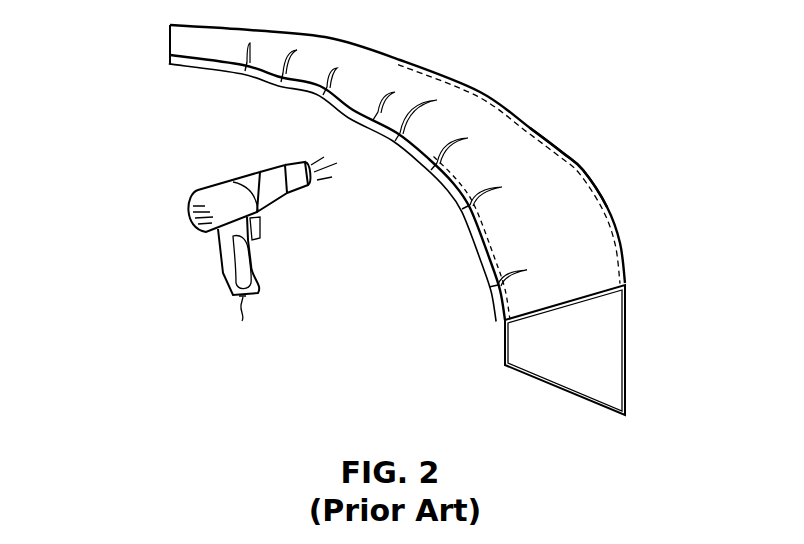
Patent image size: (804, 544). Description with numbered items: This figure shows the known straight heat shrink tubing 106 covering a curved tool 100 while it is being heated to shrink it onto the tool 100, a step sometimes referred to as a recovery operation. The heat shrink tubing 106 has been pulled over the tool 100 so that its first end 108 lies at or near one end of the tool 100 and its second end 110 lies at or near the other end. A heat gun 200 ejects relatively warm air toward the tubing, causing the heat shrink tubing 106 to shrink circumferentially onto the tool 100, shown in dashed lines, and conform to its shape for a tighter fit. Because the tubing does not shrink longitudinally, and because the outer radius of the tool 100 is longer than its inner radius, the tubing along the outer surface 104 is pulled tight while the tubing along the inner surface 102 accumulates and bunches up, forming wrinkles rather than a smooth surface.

The tool 100 is at (533, 153).
The inner surface 102 is at (325, 104).
The outer surface 104 is at (487, 97).
The heat shrink tubing 106 is at (577, 163).
The first end 108 is at (627, 335).
The second end 110 is at (170, 40).
The heat gun 200 is at (190, 207).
________________________________________
DIRECTIONS: Convert the lines above into a numbered list, omitting any blank lines and leaving the pictures out of the answer.

SOLUTION TO THIS EXERCISE:
1. Patent image size: (804, 544). Description with numbered items: This figure shows the known straight heat shrink tubing 106 covering a curved tool 100 while it is being heated to shrink it onto the tool 100, a step sometimes referred to as a recovery operation. The heat shrink tubing 106 has been pulled over the tool 100 so that its first end 108 lies at or near one end of the tool 100 and its second end 110 lies at or near the other end. A heat gun 200 ejects relatively warm air toward the tubing, causing the heat shrink tubing 106 to shrink circumferentially onto the tool 100, shown in dashed lines, and conform to its shape for a tighter fit. Because the tubing does not shrink longitudinally, and because the outer radius of the tool 100 is longer than its inner radius, the tubing along the outer surface 104 is pulled tight while the tubing along the inner surface 102 accumulates and bunches up, forming wrinkles rather than a smooth surface.
2. The tool 100 is at (533, 153).
3. The inner surface 102 is at (325, 104).
4. The outer surface 104 is at (487, 97).
5. The heat shrink tubing 106 is at (577, 163).
6. The first end 108 is at (627, 335).
7. The second end 110 is at (170, 40).
8. The heat gun 200 is at (190, 207).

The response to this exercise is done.